YOUR INSTRUCTIONS> From the entries below, report how many lines contain the string "text". Give only that number.
-- begin PROVIDED MATERIAL --
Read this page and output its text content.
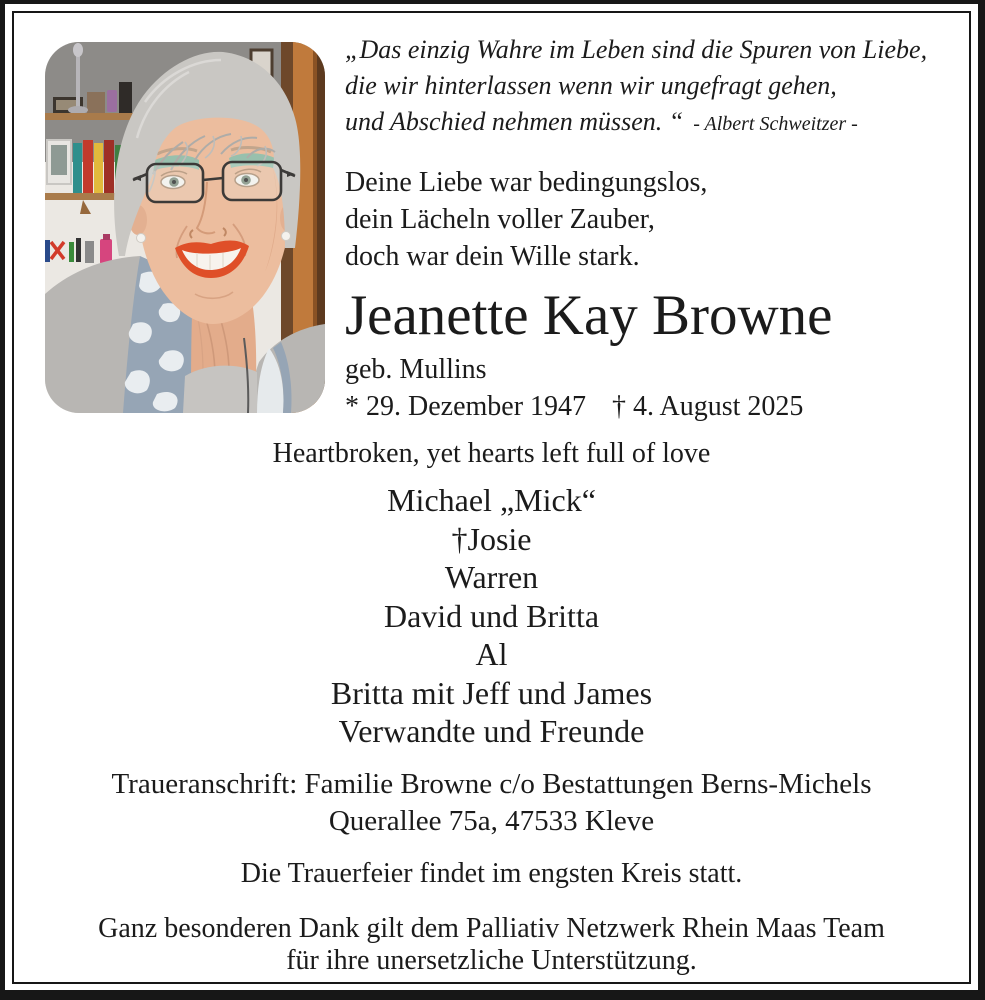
„Das einzig Wahre im Leben sind die Spuren von Liebe,
die wir hinterlassen wenn wir ungefragt gehen,
und Abschied nehmen müssen. “ - Albert Schweitzer -
Deine Liebe war bedingungslos,
dein Lächeln voller Zauber,
doch war dein Wille stark.
Jeanette Kay Browne
geb. Mullins
* 29. Dezember 1947 † 4. August 2025
Heartbroken, yet hearts left full of love
Michael „Mick“
†Josie
Warren
David und Britta
Al
Britta mit Jeff und James
Verwandte und Freunde
Traueranschrift: Familie Browne c/o Bestattungen Berns-Michels
Querallee 75a, 47533 Kleve
Die Trauerfeier findet im engsten Kreis statt.
Ganz besonderen Dank gilt dem Palliativ Netzwerk Rhein Maas Team
für ihre unersetzliche Unterstützung.
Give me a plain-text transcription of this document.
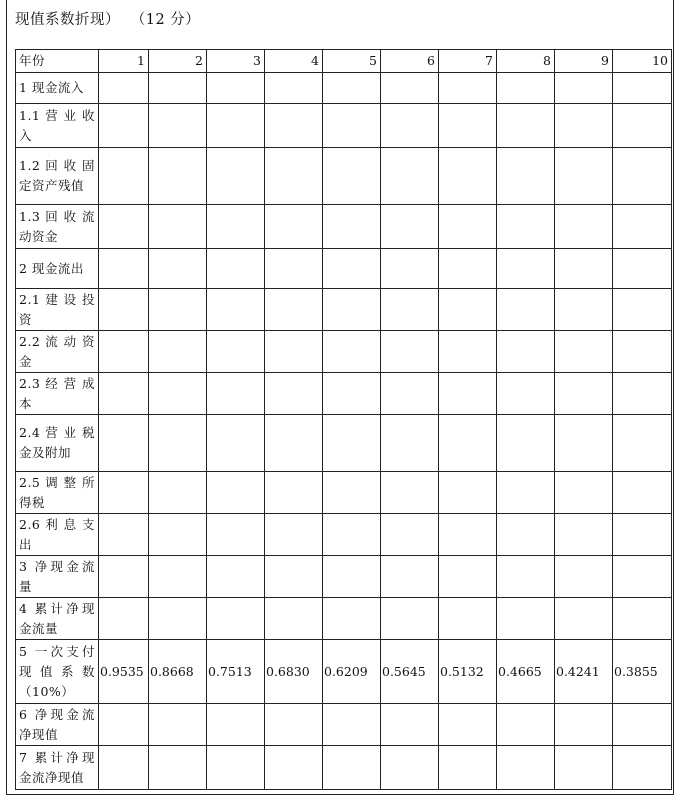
现值系数折现） （12 分）
年份	1	2	3	4	5	6	7	8	9	10
1 现金流入										
1.1 营 业 收 入										
1.2 回 收 固 定资产残值										
1.3 回 收 流 动资金										
2 现金流出										
2.1 建 设 投 资										
2.2 流 动 资 金										
2.3 经 营 成 本										
2.4 营 业 税 金及附加										
2.5 调 整 所 得税										
2.6 利 息 支 出										
3 净现金流 量										
4 累计净现 金流量										
5 一次支付 现 值 系 数 （10%）	0.9535	0.8668	0.7513	0.6830	0.6209	0.5645	0.5132	0.4665	0.4241	0.3855
6 净现金流 净现值										
7 累计净现 金流净现值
-- end PROVIDED MATERIAL --
TASK SOLUTION> 2